### Dataset records:
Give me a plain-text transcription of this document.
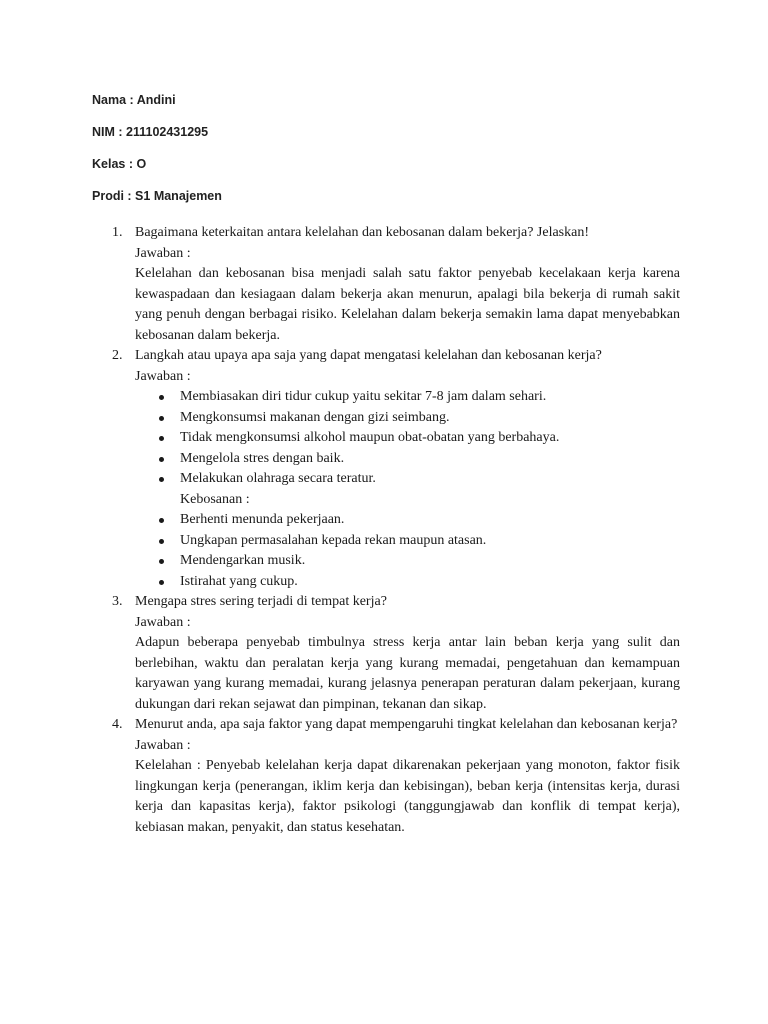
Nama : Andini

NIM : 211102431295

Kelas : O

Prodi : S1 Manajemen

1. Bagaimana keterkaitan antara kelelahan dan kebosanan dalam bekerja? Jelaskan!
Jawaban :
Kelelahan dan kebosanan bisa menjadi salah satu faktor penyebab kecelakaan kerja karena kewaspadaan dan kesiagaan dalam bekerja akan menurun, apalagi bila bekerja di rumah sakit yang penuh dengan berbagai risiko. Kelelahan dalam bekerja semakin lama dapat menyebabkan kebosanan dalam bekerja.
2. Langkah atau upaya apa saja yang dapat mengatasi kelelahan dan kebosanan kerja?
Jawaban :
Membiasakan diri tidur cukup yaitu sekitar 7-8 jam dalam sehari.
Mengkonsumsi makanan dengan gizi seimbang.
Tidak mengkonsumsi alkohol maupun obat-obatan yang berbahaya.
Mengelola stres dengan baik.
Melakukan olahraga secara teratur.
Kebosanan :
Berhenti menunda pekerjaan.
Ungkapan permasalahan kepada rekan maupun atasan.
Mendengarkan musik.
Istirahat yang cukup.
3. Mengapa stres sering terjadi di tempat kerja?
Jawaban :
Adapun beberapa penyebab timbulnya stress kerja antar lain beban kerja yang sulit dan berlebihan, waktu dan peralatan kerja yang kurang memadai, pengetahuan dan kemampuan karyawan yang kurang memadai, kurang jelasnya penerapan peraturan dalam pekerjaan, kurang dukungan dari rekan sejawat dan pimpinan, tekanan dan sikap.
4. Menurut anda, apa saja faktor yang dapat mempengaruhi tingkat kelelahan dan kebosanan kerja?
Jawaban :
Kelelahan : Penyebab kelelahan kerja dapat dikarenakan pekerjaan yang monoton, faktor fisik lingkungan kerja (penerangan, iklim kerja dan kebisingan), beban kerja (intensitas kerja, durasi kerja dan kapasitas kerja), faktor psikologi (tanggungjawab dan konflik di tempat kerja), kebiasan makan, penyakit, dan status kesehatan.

### What the exercise asks:
Tell how many lines in the material above include the word "maupun", giving the number only.

### Finished exercise:
2